### DIRECTIONS:
Reproduce the material in full, exactly as written.
--- START EXTRACTED RECORDS ---
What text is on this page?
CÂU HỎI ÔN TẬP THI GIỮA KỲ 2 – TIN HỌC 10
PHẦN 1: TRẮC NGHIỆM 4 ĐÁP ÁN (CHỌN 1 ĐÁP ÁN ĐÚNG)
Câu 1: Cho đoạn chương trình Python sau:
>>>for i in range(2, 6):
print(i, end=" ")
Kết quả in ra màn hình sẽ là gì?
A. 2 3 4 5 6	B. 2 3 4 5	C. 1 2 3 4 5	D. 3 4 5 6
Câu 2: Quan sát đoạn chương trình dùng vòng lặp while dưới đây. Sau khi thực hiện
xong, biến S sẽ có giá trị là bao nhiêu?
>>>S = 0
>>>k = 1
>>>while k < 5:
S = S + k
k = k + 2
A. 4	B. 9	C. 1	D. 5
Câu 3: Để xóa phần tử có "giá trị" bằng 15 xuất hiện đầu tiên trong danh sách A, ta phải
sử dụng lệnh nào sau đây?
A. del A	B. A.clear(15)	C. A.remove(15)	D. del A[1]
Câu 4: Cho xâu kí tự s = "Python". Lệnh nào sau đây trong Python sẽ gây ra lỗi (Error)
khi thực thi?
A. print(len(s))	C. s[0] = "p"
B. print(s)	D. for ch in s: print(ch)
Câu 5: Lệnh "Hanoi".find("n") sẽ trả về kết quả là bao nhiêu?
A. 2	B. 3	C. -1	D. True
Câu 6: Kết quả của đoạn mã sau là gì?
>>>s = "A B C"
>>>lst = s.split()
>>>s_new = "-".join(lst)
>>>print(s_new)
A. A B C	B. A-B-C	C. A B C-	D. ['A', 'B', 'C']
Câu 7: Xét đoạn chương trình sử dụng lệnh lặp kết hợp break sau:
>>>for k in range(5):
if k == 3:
--- END EXTRACTED RECORDS ---
### FINAL RESULT:
What text is on this page?
CÂU HỎI ÔN TẬP THI GIỮA KỲ 2 – TIN HỌC 10
PHẦN 1: TRẮC NGHIỆM 4 ĐÁP ÁN (CHỌN 1 ĐÁP ÁN ĐÚNG)
Câu 1: Cho đoạn chương trình Python sau:
>>>for i in range(2, 6):
print(i, end=" ")
Kết quả in ra màn hình sẽ là gì?
A. 2 3 4 5 6	B. 2 3 4 5	C. 1 2 3 4 5	D. 3 4 5 6
Câu 2: Quan sát đoạn chương trình dùng vòng lặp while dưới đây. Sau khi thực hiện
xong, biến S sẽ có giá trị là bao nhiêu?
>>>S = 0
>>>k = 1
>>>while k < 5:
S = S + k
k = k + 2
A. 4	B. 9	C. 1	D. 5
Câu 3: Để xóa phần tử có "giá trị" bằng 15 xuất hiện đầu tiên trong danh sách A, ta phải
sử dụng lệnh nào sau đây?
A. del A	B. A.clear(15)	C. A.remove(15)	D. del A[1]
Câu 4: Cho xâu kí tự s = "Python". Lệnh nào sau đây trong Python sẽ gây ra lỗi (Error)
khi thực thi?
A. print(len(s))	C. s[0] = "p"
B. print(s)	D. for ch in s: print(ch)
Câu 5: Lệnh "Hanoi".find("n") sẽ trả về kết quả là bao nhiêu?
A. 2	B. 3	C. -1	D. True
Câu 6: Kết quả của đoạn mã sau là gì?
>>>s = "A B C"
>>>lst = s.split()
>>>s_new = "-".join(lst)
>>>print(s_new)
A. A B C	B. A-B-C	C. A B C-	D. ['A', 'B', 'C']
Câu 7: Xét đoạn chương trình sử dụng lệnh lặp kết hợp break sau:
>>>for k in range(5):
if k == 3:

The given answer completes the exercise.